**Required task:**
Reproduce the records below exactly as given.
#### Extracted records
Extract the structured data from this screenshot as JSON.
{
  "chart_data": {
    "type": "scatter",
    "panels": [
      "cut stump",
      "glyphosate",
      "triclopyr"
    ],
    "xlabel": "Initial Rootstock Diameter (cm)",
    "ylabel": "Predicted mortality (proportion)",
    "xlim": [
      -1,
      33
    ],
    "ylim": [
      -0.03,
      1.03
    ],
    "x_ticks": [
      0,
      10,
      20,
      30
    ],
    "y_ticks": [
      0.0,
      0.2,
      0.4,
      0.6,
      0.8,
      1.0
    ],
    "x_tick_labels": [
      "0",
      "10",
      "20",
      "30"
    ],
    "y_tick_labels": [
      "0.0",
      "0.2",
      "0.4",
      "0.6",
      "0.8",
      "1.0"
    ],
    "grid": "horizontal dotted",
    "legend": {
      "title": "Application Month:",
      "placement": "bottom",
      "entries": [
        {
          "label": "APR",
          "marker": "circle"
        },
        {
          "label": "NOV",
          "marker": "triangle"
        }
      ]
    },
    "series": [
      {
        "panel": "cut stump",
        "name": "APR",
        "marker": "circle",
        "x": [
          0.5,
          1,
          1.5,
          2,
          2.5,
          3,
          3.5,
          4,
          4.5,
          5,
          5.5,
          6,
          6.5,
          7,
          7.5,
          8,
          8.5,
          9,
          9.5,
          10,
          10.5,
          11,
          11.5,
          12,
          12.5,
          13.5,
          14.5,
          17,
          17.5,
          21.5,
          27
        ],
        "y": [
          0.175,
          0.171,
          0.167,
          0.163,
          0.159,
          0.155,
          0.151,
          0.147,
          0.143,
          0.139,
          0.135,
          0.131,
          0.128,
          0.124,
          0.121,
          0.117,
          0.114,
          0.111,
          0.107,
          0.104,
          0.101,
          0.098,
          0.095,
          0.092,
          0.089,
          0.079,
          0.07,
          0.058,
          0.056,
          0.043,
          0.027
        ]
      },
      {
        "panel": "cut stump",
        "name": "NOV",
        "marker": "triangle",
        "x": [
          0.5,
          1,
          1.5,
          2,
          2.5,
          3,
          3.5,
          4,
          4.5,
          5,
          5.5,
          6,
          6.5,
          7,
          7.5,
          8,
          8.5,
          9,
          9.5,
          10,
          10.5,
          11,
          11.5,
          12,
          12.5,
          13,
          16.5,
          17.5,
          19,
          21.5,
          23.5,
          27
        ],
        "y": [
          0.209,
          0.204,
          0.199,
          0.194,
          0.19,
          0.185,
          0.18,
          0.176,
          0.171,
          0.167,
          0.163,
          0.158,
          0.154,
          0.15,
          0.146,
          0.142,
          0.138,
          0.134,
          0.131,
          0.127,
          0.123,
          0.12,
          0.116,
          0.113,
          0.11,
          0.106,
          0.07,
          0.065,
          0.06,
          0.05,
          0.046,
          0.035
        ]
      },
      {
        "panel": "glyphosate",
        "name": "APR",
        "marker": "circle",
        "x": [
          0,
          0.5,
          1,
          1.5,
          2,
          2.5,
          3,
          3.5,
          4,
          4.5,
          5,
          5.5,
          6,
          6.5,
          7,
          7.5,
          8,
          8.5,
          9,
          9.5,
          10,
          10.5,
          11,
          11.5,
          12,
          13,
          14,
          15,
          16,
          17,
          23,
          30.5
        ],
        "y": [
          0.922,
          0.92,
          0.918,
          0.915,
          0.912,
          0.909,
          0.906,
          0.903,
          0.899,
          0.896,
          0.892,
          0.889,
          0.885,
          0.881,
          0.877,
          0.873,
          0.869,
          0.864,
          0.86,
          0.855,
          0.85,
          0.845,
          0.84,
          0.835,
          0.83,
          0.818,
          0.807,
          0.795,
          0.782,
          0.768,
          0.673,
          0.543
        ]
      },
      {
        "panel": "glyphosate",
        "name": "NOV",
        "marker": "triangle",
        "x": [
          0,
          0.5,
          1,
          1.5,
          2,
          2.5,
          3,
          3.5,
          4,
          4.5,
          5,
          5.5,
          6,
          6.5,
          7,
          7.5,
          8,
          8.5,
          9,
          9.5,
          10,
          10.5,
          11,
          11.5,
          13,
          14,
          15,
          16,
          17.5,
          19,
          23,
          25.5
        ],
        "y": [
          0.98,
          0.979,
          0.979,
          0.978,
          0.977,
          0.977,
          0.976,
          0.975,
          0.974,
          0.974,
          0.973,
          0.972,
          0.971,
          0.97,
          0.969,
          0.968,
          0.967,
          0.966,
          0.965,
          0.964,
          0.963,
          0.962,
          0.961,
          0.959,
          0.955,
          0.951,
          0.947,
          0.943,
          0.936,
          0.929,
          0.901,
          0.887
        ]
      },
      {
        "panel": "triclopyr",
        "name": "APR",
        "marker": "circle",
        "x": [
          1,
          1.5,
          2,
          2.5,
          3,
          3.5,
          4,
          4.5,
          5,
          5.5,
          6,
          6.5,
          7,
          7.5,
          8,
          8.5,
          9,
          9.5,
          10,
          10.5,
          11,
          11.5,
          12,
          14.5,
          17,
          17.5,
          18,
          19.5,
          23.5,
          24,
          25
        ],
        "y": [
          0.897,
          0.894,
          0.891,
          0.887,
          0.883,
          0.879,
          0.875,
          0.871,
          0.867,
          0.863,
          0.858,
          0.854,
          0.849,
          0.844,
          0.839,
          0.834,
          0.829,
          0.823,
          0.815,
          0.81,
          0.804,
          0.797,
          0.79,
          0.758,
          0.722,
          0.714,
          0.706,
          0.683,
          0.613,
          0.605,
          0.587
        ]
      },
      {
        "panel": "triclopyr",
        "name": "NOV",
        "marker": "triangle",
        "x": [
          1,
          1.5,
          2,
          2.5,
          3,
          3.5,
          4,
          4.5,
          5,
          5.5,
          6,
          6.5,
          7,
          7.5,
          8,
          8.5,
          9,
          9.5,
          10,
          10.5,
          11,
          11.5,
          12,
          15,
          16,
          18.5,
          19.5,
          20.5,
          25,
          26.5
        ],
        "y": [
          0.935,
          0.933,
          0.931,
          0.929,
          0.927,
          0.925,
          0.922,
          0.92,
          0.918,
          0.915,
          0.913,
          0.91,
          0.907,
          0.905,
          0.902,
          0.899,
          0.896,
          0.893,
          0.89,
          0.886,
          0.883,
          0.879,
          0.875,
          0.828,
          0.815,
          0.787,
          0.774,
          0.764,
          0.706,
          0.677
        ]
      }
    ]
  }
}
########
**Solution to this exercise:**
Extract the structured data from this screenshot as JSON.
{
  "chart_data": {
    "type": "scatter",
    "panels": [
      "cut stump",
      "glyphosate",
      "triclopyr"
    ],
    "xlabel": "Initial Rootstock Diameter (cm)",
    "ylabel": "Predicted mortality (proportion)",
    "xlim": [
      -1,
      33
    ],
    "ylim": [
      -0.03,
      1.03
    ],
    "x_ticks": [
      0,
      10,
      20,
      30
    ],
    "y_ticks": [
      0.0,
      0.2,
      0.4,
      0.6,
      0.8,
      1.0
    ],
    "x_tick_labels": [
      "0",
      "10",
      "20",
      "30"
    ],
    "y_tick_labels": [
      "0.0",
      "0.2",
      "0.4",
      "0.6",
      "0.8",
      "1.0"
    ],
    "grid": "horizontal dotted",
    "legend": {
      "title": "Application Month:",
      "placement": "bottom",
      "entries": [
        {
          "label": "APR",
          "marker": "circle"
        },
        {
          "label": "NOV",
          "marker": "triangle"
        }
      ]
    },
    "series": [
      {
        "panel": "cut stump",
        "name": "APR",
        "marker": "circle",
        "x": [
          0.5,
          1,
          1.5,
          2,
          2.5,
          3,
          3.5,
          4,
          4.5,
          5,
          5.5,
          6,
          6.5,
          7,
          7.5,
          8,
          8.5,
          9,
          9.5,
          10,
          10.5,
          11,
          11.5,
          12,
          12.5,
          13.5,
          14.5,
          17,
          17.5,
          21.5,
          27
        ],
        "y": [
          0.175,
          0.171,
          0.167,
          0.163,
          0.159,
          0.155,
          0.151,
          0.147,
          0.143,
          0.139,
          0.135,
          0.131,
          0.128,
          0.124,
          0.121,
          0.117,
          0.114,
          0.111,
          0.107,
          0.104,
          0.101,
          0.098,
          0.095,
          0.092,
          0.089,
          0.079,
          0.07,
          0.058,
          0.056,
          0.043,
          0.027
        ]
      },
      {
        "panel": "cut stump",
        "name": "NOV",
        "marker": "triangle",
        "x": [
          0.5,
          1,
          1.5,
          2,
          2.5,
          3,
          3.5,
          4,
          4.5,
          5,
          5.5,
          6,
          6.5,
          7,
          7.5,
          8,
          8.5,
          9,
          9.5,
          10,
          10.5,
          11,
          11.5,
          12,
          12.5,
          13,
          16.5,
          17.5,
          19,
          21.5,
          23.5,
          27
        ],
        "y": [
          0.209,
          0.204,
          0.199,
          0.194,
          0.19,
          0.185,
          0.18,
          0.176,
          0.171,
          0.167,
          0.163,
          0.158,
          0.154,
          0.15,
          0.146,
          0.142,
          0.138,
          0.134,
          0.131,
          0.127,
          0.123,
          0.12,
          0.116,
          0.113,
          0.11,
          0.106,
          0.07,
          0.065,
          0.06,
          0.05,
          0.046,
          0.035
        ]
      },
      {
        "panel": "glyphosate",
        "name": "APR",
        "marker": "circle",
        "x": [
          0,
          0.5,
          1,
          1.5,
          2,
          2.5,
          3,
          3.5,
          4,
          4.5,
          5,
          5.5,
          6,
          6.5,
          7,
          7.5,
          8,
          8.5,
          9,
          9.5,
          10,
          10.5,
          11,
          11.5,
          12,
          13,
          14,
          15,
          16,
          17,
          23,
          30.5
        ],
        "y": [
          0.922,
          0.92,
          0.918,
          0.915,
          0.912,
          0.909,
          0.906,
          0.903,
          0.899,
          0.896,
          0.892,
          0.889,
          0.885,
          0.881,
          0.877,
          0.873,
          0.869,
          0.864,
          0.86,
          0.855,
          0.85,
          0.845,
          0.84,
          0.835,
          0.83,
          0.818,
          0.807,
          0.795,
          0.782,
          0.768,
          0.673,
          0.543
        ]
      },
      {
        "panel": "glyphosate",
        "name": "NOV",
        "marker": "triangle",
        "x": [
          0,
          0.5,
          1,
          1.5,
          2,
          2.5,
          3,
          3.5,
          4,
          4.5,
          5,
          5.5,
          6,
          6.5,
          7,
          7.5,
          8,
          8.5,
          9,
          9.5,
          10,
          10.5,
          11,
          11.5,
          13,
          14,
          15,
          16,
          17.5,
          19,
          23,
          25.5
        ],
        "y": [
          0.98,
          0.979,
          0.979,
          0.978,
          0.977,
          0.977,
          0.976,
          0.975,
          0.974,
          0.974,
          0.973,
          0.972,
          0.971,
          0.97,
          0.969,
          0.968,
          0.967,
          0.966,
          0.965,
          0.964,
          0.963,
          0.962,
          0.961,
          0.959,
          0.955,
          0.951,
          0.947,
          0.943,
          0.936,
          0.929,
          0.901,
          0.887
        ]
      },
      {
        "panel": "triclopyr",
        "name": "APR",
        "marker": "circle",
        "x": [
          1,
          1.5,
          2,
          2.5,
          3,
          3.5,
          4,
          4.5,
          5,
          5.5,
          6,
          6.5,
          7,
          7.5,
          8,
          8.5,
          9,
          9.5,
          10,
          10.5,
          11,
          11.5,
          12,
          14.5,
          17,
          17.5,
          18,
          19.5,
          23.5,
          24,
          25
        ],
        "y": [
          0.897,
          0.894,
          0.891,
          0.887,
          0.883,
          0.879,
          0.875,
          0.871,
          0.867,
          0.863,
          0.858,
          0.854,
          0.849,
          0.844,
          0.839,
          0.834,
          0.829,
          0.823,
          0.815,
          0.81,
          0.804,
          0.797,
          0.79,
          0.758,
          0.722,
          0.714,
          0.706,
          0.683,
          0.613,
          0.605,
          0.587
        ]
      },
      {
        "panel": "triclopyr",
        "name": "NOV",
        "marker": "triangle",
        "x": [
          1,
          1.5,
          2,
          2.5,
          3,
          3.5,
          4,
          4.5,
          5,
          5.5,
          6,
          6.5,
          7,
          7.5,
          8,
          8.5,
          9,
          9.5,
          10,
          10.5,
          11,
          11.5,
          12,
          15,
          16,
          18.5,
          19.5,
          20.5,
          25,
          26.5
        ],
        "y": [
          0.935,
          0.933,
          0.931,
          0.929,
          0.927,
          0.925,
          0.922,
          0.92,
          0.918,
          0.915,
          0.913,
          0.91,
          0.907,
          0.905,
          0.902,
          0.899,
          0.896,
          0.893,
          0.89,
          0.886,
          0.883,
          0.879,
          0.875,
          0.828,
          0.815,
          0.787,
          0.774,
          0.764,
          0.706,
          0.677
        ]
      }
    ]
  }
}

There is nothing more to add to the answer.